- _GIVEN INFORMATION_

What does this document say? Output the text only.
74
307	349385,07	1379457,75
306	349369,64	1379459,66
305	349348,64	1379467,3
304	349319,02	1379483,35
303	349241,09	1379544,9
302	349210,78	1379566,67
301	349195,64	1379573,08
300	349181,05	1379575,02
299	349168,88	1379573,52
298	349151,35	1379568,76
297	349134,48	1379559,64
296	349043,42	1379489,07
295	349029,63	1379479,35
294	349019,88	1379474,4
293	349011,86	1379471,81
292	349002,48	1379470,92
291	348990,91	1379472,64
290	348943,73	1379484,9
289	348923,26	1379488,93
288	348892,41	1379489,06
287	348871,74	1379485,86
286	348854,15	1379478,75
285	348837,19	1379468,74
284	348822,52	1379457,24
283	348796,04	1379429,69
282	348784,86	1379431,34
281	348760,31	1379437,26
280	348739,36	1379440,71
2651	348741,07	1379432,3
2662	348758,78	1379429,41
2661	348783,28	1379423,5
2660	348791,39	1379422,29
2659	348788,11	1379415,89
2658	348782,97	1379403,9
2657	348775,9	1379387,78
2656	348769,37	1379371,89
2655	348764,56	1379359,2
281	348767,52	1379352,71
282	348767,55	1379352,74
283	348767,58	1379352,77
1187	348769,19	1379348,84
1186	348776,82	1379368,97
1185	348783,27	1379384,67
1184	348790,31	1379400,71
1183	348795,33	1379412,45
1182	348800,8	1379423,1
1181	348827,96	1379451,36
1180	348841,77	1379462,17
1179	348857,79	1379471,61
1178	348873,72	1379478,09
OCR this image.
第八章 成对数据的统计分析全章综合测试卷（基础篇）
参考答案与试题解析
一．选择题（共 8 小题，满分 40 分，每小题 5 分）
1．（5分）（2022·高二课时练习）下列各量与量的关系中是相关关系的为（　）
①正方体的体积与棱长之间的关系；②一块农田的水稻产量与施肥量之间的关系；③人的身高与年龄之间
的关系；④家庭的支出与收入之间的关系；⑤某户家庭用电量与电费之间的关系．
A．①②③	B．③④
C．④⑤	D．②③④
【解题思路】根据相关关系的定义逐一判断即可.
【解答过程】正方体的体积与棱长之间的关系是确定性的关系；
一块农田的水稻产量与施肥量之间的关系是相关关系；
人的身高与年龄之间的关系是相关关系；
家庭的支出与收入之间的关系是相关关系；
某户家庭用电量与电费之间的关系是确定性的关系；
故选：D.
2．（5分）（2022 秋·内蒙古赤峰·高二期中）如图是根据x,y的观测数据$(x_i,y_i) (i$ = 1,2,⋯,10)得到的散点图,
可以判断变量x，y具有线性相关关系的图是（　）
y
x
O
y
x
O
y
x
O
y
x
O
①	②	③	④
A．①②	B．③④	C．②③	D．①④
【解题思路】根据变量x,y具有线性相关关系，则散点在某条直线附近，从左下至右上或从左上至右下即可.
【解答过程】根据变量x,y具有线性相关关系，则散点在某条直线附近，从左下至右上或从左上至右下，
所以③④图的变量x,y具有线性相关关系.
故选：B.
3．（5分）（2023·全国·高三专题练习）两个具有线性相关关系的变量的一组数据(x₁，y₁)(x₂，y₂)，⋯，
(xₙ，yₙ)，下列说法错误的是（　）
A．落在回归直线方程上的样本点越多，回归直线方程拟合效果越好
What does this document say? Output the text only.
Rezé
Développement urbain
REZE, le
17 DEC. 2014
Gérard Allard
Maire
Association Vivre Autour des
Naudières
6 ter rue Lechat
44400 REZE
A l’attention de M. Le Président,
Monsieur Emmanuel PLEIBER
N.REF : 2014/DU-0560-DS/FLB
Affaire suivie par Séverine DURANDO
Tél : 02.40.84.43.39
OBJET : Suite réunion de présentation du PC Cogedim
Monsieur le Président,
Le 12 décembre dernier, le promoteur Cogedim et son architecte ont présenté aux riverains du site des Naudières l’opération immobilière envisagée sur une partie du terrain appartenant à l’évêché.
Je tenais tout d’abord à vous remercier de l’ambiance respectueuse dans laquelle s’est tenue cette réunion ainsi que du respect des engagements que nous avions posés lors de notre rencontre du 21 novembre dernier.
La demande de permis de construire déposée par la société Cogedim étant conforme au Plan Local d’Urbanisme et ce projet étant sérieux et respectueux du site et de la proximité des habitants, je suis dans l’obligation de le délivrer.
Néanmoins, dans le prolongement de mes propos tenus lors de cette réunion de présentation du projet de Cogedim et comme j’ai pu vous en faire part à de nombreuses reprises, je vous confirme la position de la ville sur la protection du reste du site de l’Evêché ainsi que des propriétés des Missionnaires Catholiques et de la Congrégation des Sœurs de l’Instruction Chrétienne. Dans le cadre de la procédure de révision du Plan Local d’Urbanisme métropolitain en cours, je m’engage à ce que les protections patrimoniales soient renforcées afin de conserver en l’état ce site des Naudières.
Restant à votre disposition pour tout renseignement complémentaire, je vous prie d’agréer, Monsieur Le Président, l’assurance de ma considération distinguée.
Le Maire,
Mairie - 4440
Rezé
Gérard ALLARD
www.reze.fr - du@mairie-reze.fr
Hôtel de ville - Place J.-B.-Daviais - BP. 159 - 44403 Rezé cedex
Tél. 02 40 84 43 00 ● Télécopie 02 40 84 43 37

- _WRITTEN TASK_
Copy each line that contains the word "解答过程".

- _FULL SOLUTION_
【解答过程】正方体的体积与棱长之间的关系是确定性的关系；
【解答过程】根据变量x,y具有线性相关关系，则散点在某条直线附近，从左下至右上或从左上至右下，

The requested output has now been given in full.